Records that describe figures
_____

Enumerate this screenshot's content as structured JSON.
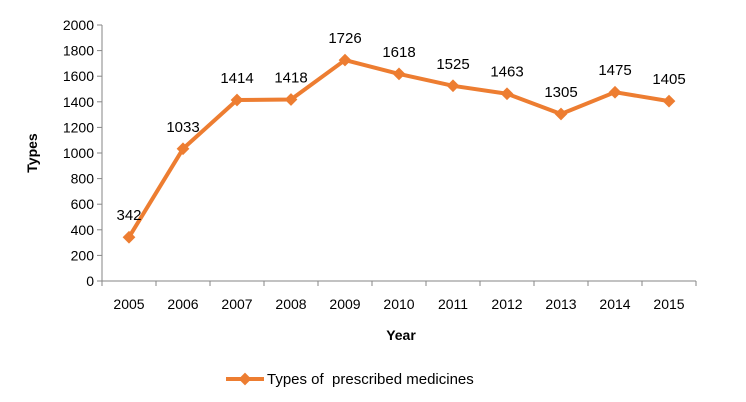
{
  "chart_data": {
    "type": "line",
    "categories": [
      "2005",
      "2006",
      "2007",
      "2008",
      "2009",
      "2010",
      "2011",
      "2012",
      "2013",
      "2014",
      "2015"
    ],
    "series": [
      {
        "name": "Types of  prescribed medicines",
        "values": [
          342,
          1033,
          1414,
          1418,
          1726,
          1618,
          1525,
          1463,
          1305,
          1475,
          1405
        ],
        "color": "#ED7D31",
        "marker": "diamond"
      }
    ],
    "data_labels": [
      "342",
      "1033",
      "1414",
      "1418",
      "1726",
      "1618",
      "1525",
      "1463",
      "1305",
      "1475",
      "1405"
    ],
    "xlabel": "Year",
    "ylabel": "Types",
    "ylim": [
      0,
      2000
    ],
    "yticks": [
      "0",
      "200",
      "400",
      "600",
      "800",
      "1000",
      "1200",
      "1400",
      "1600",
      "1800",
      "2000"
    ],
    "grid": false,
    "legend_position": "bottom"
  }
}
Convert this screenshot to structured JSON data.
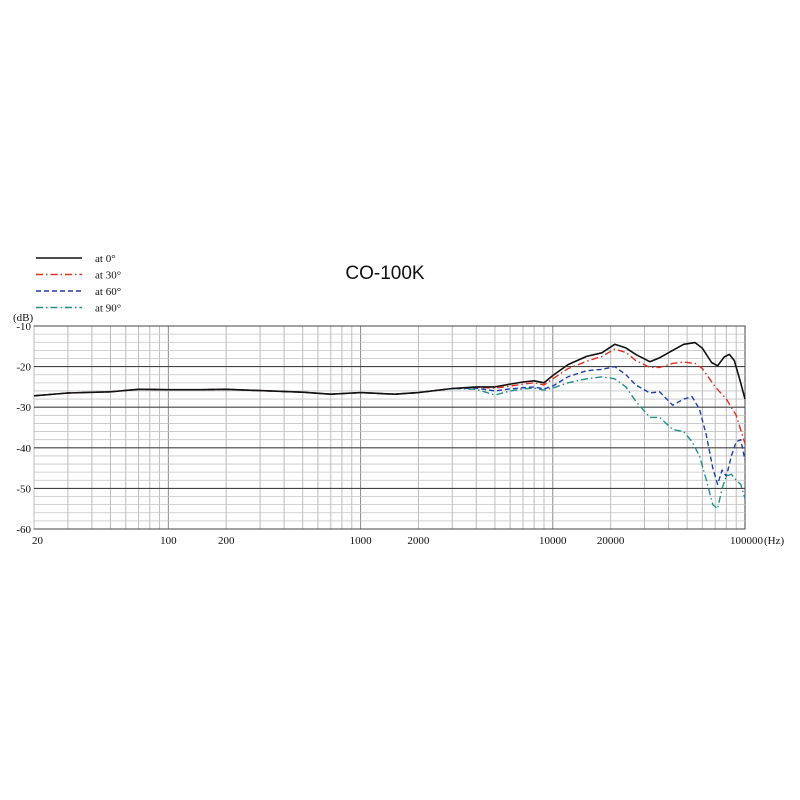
{
  "chart_data": {
    "type": "line",
    "title": "CO-100K",
    "ylabel": "(dB)",
    "xunit": "(Hz)",
    "xscale": "log",
    "xlim": [
      20,
      100000
    ],
    "ylim": [
      -60,
      -10
    ],
    "yticks": [
      {
        "value": -10,
        "label": "-10"
      },
      {
        "value": -20,
        "label": "-20"
      },
      {
        "value": -30,
        "label": "-30"
      },
      {
        "value": -40,
        "label": "-40"
      },
      {
        "value": -50,
        "label": "-50"
      },
      {
        "value": -60,
        "label": "-60"
      }
    ],
    "xticks": [
      {
        "value": 20,
        "label": "20"
      },
      {
        "value": 100,
        "label": "100"
      },
      {
        "value": 200,
        "label": "200"
      },
      {
        "value": 1000,
        "label": "1000"
      },
      {
        "value": 2000,
        "label": "2000"
      },
      {
        "value": 10000,
        "label": "10000"
      },
      {
        "value": 20000,
        "label": "20000"
      },
      {
        "value": 100000,
        "label": "100000"
      }
    ],
    "grid": true,
    "legend_position": "top-left",
    "series": [
      {
        "name": "at 0°",
        "color": "#111111",
        "dash": "solid",
        "points": [
          [
            20,
            -27.2
          ],
          [
            30,
            -26.5
          ],
          [
            50,
            -26.2
          ],
          [
            70,
            -25.6
          ],
          [
            100,
            -25.7
          ],
          [
            150,
            -25.7
          ],
          [
            200,
            -25.6
          ],
          [
            300,
            -25.9
          ],
          [
            500,
            -26.3
          ],
          [
            700,
            -26.8
          ],
          [
            1000,
            -26.4
          ],
          [
            1500,
            -26.8
          ],
          [
            2000,
            -26.4
          ],
          [
            3000,
            -25.4
          ],
          [
            4000,
            -25.0
          ],
          [
            5000,
            -25.0
          ],
          [
            6000,
            -24.3
          ],
          [
            7000,
            -23.8
          ],
          [
            8000,
            -23.5
          ],
          [
            9000,
            -24.0
          ],
          [
            10000,
            -22.2
          ],
          [
            12000,
            -19.5
          ],
          [
            15000,
            -17.5
          ],
          [
            18000,
            -16.6
          ],
          [
            21000,
            -14.5
          ],
          [
            24000,
            -15.4
          ],
          [
            27000,
            -17.0
          ],
          [
            32000,
            -18.8
          ],
          [
            36000,
            -17.8
          ],
          [
            42000,
            -16.0
          ],
          [
            48000,
            -14.5
          ],
          [
            55000,
            -14.1
          ],
          [
            60000,
            -15.5
          ],
          [
            67000,
            -19.0
          ],
          [
            72000,
            -19.8
          ],
          [
            78000,
            -17.6
          ],
          [
            83000,
            -17.0
          ],
          [
            88000,
            -18.5
          ],
          [
            95000,
            -24.0
          ],
          [
            100000,
            -28.0
          ]
        ]
      },
      {
        "name": "at 30°",
        "color": "#e0301e",
        "dash": "dashdot",
        "points": [
          [
            20,
            -27.2
          ],
          [
            30,
            -26.5
          ],
          [
            50,
            -26.2
          ],
          [
            70,
            -25.6
          ],
          [
            100,
            -25.7
          ],
          [
            150,
            -25.7
          ],
          [
            200,
            -25.6
          ],
          [
            300,
            -25.9
          ],
          [
            500,
            -26.3
          ],
          [
            700,
            -26.8
          ],
          [
            1000,
            -26.4
          ],
          [
            1500,
            -26.8
          ],
          [
            2000,
            -26.4
          ],
          [
            3000,
            -25.4
          ],
          [
            4000,
            -25.1
          ],
          [
            5000,
            -25.3
          ],
          [
            6000,
            -24.8
          ],
          [
            7000,
            -24.3
          ],
          [
            8000,
            -24.0
          ],
          [
            9000,
            -24.5
          ],
          [
            10000,
            -23.0
          ],
          [
            12000,
            -20.5
          ],
          [
            15000,
            -18.7
          ],
          [
            18000,
            -17.5
          ],
          [
            21000,
            -15.7
          ],
          [
            24000,
            -16.5
          ],
          [
            27000,
            -18.5
          ],
          [
            32000,
            -20.2
          ],
          [
            36000,
            -20.2
          ],
          [
            42000,
            -19.2
          ],
          [
            48000,
            -18.9
          ],
          [
            55000,
            -19.2
          ],
          [
            60000,
            -20.5
          ],
          [
            70000,
            -25.0
          ],
          [
            80000,
            -28.0
          ],
          [
            90000,
            -32.0
          ],
          [
            100000,
            -39.0
          ]
        ]
      },
      {
        "name": "at 60°",
        "color": "#1f3fae",
        "dash": "dashed",
        "points": [
          [
            20,
            -27.2
          ],
          [
            30,
            -26.5
          ],
          [
            50,
            -26.2
          ],
          [
            70,
            -25.6
          ],
          [
            100,
            -25.7
          ],
          [
            150,
            -25.7
          ],
          [
            200,
            -25.6
          ],
          [
            300,
            -25.9
          ],
          [
            500,
            -26.3
          ],
          [
            700,
            -26.8
          ],
          [
            1000,
            -26.4
          ],
          [
            1500,
            -26.8
          ],
          [
            2000,
            -26.4
          ],
          [
            3000,
            -25.4
          ],
          [
            4000,
            -25.3
          ],
          [
            5000,
            -26.0
          ],
          [
            6000,
            -25.5
          ],
          [
            7000,
            -25.2
          ],
          [
            8000,
            -25.0
          ],
          [
            9000,
            -25.5
          ],
          [
            10000,
            -24.8
          ],
          [
            12000,
            -22.5
          ],
          [
            15000,
            -21.0
          ],
          [
            18000,
            -20.7
          ],
          [
            21000,
            -20.0
          ],
          [
            24000,
            -22.0
          ],
          [
            27000,
            -24.5
          ],
          [
            32000,
            -26.5
          ],
          [
            36000,
            -26.2
          ],
          [
            42000,
            -29.5
          ],
          [
            48000,
            -28.0
          ],
          [
            53000,
            -27.4
          ],
          [
            58000,
            -30.5
          ],
          [
            63000,
            -37.0
          ],
          [
            68000,
            -45.0
          ],
          [
            72000,
            -49.0
          ],
          [
            76000,
            -45.5
          ],
          [
            80000,
            -47.0
          ],
          [
            85000,
            -42.0
          ],
          [
            90000,
            -38.5
          ],
          [
            95000,
            -38.0
          ],
          [
            100000,
            -43.0
          ]
        ]
      },
      {
        "name": "at 90°",
        "color": "#1f8f8a",
        "dash": "dashdot",
        "points": [
          [
            20,
            -27.2
          ],
          [
            30,
            -26.5
          ],
          [
            50,
            -26.2
          ],
          [
            70,
            -25.6
          ],
          [
            100,
            -25.7
          ],
          [
            150,
            -25.7
          ],
          [
            200,
            -25.6
          ],
          [
            300,
            -25.9
          ],
          [
            500,
            -26.3
          ],
          [
            700,
            -26.8
          ],
          [
            1000,
            -26.4
          ],
          [
            1500,
            -26.8
          ],
          [
            2000,
            -26.4
          ],
          [
            3000,
            -25.4
          ],
          [
            4000,
            -25.6
          ],
          [
            5000,
            -27.0
          ],
          [
            6000,
            -26.0
          ],
          [
            7000,
            -25.5
          ],
          [
            8000,
            -25.3
          ],
          [
            9000,
            -25.8
          ],
          [
            10000,
            -25.3
          ],
          [
            12000,
            -24.0
          ],
          [
            15000,
            -23.0
          ],
          [
            18000,
            -22.5
          ],
          [
            21000,
            -23.0
          ],
          [
            24000,
            -25.0
          ],
          [
            27000,
            -28.5
          ],
          [
            32000,
            -32.5
          ],
          [
            36000,
            -32.5
          ],
          [
            42000,
            -35.5
          ],
          [
            48000,
            -36.0
          ],
          [
            53000,
            -38.5
          ],
          [
            58000,
            -42.0
          ],
          [
            63000,
            -48.0
          ],
          [
            68000,
            -54.0
          ],
          [
            72000,
            -55.0
          ],
          [
            76000,
            -50.0
          ],
          [
            80000,
            -47.0
          ],
          [
            85000,
            -46.5
          ],
          [
            90000,
            -48.0
          ],
          [
            95000,
            -49.0
          ],
          [
            100000,
            -52.5
          ]
        ]
      }
    ]
  }
}
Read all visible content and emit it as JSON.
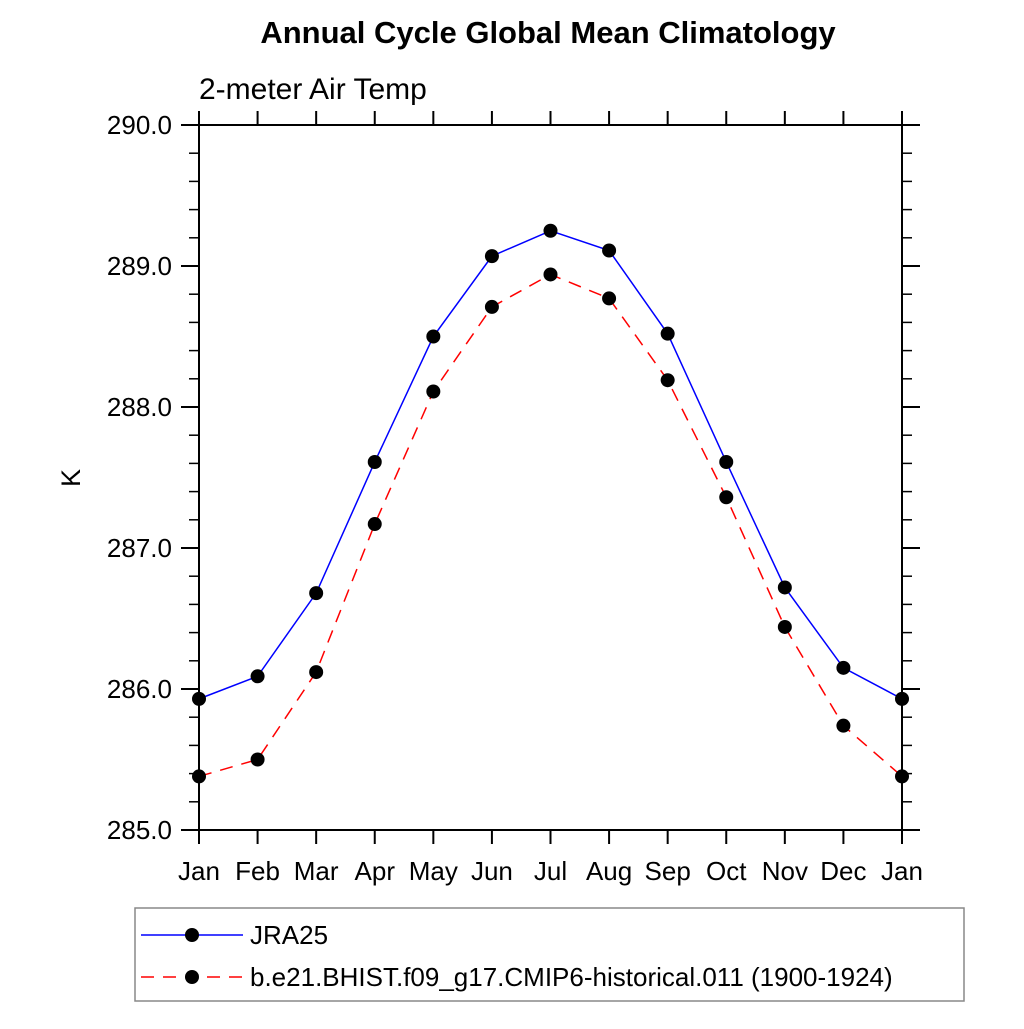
{
  "page": {
    "background": "#ffffff",
    "axis_color": "#000000",
    "marker_color": "#000000",
    "legend_border_color": "#888888"
  },
  "chart_data": {
    "type": "line",
    "title": "Annual Cycle Global Mean Climatology",
    "left_subtitle": "2-meter Air Temp",
    "xlabel": "",
    "ylabel": "K",
    "grid": false,
    "legend_position": "bottom-left-box",
    "ylim": [
      285.0,
      290.0
    ],
    "ytick_major_interval": 1.0,
    "ytick_minor_interval": 0.2,
    "yticks": [
      285.0,
      286.0,
      287.0,
      288.0,
      289.0,
      290.0
    ],
    "ytick_labels": [
      "285.0",
      "286.0",
      "287.0",
      "288.0",
      "289.0",
      "290.0"
    ],
    "x_categories": [
      "Jan",
      "Feb",
      "Mar",
      "Apr",
      "May",
      "Jun",
      "Jul",
      "Aug",
      "Sep",
      "Oct",
      "Nov",
      "Dec",
      "Jan"
    ],
    "series": [
      {
        "name": "JRA25",
        "color": "#0000ff",
        "line_style": "solid",
        "marker": "filled-circle",
        "values": [
          285.93,
          286.09,
          286.68,
          287.61,
          288.5,
          289.07,
          289.25,
          289.11,
          288.52,
          287.61,
          286.72,
          286.15,
          285.93
        ]
      },
      {
        "name": "b.e21.BHIST.f09_g17.CMIP6-historical.011 (1900-1924)",
        "color": "#ff0000",
        "line_style": "dashed",
        "marker": "filled-circle",
        "values": [
          285.38,
          285.5,
          286.12,
          287.17,
          288.11,
          288.71,
          288.94,
          288.77,
          288.19,
          287.36,
          286.44,
          285.74,
          285.38
        ]
      }
    ]
  }
}
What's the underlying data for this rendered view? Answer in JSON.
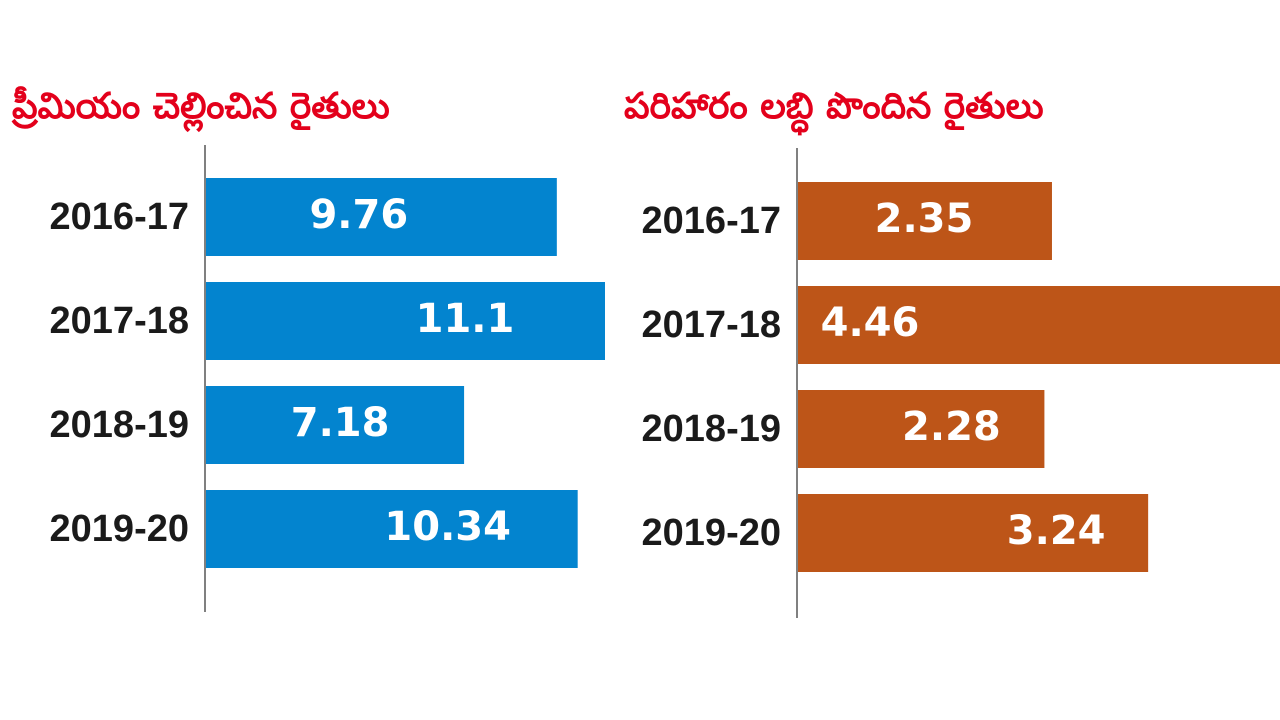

_____

* **AIM**: Work through the records line by line and tally those holding "bottom". Reply with the number alone.

* **EXPECTED ANSWER**: 2